----- Material provided

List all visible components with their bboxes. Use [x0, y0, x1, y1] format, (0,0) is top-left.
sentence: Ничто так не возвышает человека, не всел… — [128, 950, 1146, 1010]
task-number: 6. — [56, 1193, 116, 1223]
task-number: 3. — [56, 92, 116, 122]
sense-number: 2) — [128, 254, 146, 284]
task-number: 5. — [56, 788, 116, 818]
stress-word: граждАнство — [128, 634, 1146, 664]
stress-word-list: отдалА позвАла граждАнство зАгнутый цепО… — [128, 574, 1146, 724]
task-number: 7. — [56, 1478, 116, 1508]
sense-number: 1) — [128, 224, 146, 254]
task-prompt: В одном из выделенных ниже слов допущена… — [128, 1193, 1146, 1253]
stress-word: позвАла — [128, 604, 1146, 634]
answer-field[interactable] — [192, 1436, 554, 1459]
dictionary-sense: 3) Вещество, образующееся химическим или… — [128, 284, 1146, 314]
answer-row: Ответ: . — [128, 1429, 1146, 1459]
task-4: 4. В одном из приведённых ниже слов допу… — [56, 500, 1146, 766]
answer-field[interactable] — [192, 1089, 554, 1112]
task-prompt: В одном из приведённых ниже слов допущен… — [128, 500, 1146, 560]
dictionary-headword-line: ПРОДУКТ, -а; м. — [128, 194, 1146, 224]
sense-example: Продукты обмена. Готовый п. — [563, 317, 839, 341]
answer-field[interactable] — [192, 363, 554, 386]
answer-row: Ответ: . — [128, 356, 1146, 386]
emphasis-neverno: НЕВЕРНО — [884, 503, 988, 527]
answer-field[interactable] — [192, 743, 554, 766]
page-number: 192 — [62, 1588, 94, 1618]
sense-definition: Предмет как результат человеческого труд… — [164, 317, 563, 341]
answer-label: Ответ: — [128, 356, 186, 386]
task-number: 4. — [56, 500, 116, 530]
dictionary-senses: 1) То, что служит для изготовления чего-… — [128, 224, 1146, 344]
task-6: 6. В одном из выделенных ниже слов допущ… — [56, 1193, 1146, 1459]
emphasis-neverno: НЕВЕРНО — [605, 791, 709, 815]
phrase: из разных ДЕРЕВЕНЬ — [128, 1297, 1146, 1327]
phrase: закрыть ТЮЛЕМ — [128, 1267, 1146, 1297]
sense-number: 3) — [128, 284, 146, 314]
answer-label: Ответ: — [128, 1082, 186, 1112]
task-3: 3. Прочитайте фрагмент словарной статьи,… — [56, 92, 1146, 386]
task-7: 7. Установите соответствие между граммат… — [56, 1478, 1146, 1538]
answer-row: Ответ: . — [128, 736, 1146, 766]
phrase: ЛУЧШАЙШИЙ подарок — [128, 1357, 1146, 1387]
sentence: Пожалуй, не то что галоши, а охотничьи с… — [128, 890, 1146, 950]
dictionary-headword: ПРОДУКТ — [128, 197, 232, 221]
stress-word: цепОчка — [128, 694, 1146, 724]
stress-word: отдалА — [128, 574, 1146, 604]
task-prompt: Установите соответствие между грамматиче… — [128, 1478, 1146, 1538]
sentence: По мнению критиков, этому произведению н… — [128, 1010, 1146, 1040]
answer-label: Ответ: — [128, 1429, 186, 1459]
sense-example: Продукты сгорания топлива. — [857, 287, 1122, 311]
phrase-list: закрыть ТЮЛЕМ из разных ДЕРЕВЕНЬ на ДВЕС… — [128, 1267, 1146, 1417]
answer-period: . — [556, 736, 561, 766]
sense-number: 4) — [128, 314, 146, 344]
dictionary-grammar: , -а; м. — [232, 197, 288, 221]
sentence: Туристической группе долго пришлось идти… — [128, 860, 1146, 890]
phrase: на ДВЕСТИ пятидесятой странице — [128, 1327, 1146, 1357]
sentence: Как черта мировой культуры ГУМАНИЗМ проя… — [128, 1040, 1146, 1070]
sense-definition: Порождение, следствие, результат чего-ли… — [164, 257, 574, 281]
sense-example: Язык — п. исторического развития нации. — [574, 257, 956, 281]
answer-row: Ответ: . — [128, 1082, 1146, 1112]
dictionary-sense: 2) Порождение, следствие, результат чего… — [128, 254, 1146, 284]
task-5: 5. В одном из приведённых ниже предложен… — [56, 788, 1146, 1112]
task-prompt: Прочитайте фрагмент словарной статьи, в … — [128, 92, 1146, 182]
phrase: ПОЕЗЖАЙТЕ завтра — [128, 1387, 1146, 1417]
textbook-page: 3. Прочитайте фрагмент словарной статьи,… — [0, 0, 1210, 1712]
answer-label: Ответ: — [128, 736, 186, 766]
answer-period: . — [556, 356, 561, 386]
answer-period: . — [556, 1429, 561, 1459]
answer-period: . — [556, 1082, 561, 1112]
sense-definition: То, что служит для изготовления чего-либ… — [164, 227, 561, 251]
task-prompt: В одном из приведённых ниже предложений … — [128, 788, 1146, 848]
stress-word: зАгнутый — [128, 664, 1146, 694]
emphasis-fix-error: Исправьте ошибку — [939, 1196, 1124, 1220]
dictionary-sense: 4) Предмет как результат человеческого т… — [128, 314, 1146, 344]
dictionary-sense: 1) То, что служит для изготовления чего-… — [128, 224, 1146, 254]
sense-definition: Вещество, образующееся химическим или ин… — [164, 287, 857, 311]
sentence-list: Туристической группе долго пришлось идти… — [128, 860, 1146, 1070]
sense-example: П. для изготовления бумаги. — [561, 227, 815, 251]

----------

Do this
Rewrite the data from its first line through the line containing "sense-number: 1) — [128, 224, 146, 254]", replacing "task-number" with "item-number" and leaving everything else unchanged.

Answer for the task
List all visible components with their bboxes. Use [x0, y0, x1, y1] format, (0,0) is top-left.
sentence: Ничто так не возвышает человека, не всел… — [128, 950, 1146, 1010]
item-number: 6. — [56, 1193, 116, 1223]
item-number: 3. — [56, 92, 116, 122]
sense-number: 2) — [128, 254, 146, 284]
item-number: 5. — [56, 788, 116, 818]
stress-word: граждАнство — [128, 634, 1146, 664]
stress-word-list: отдалА позвАла граждАнство зАгнутый цепО… — [128, 574, 1146, 724]
item-number: 7. — [56, 1478, 116, 1508]
sense-number: 1) — [128, 224, 146, 254]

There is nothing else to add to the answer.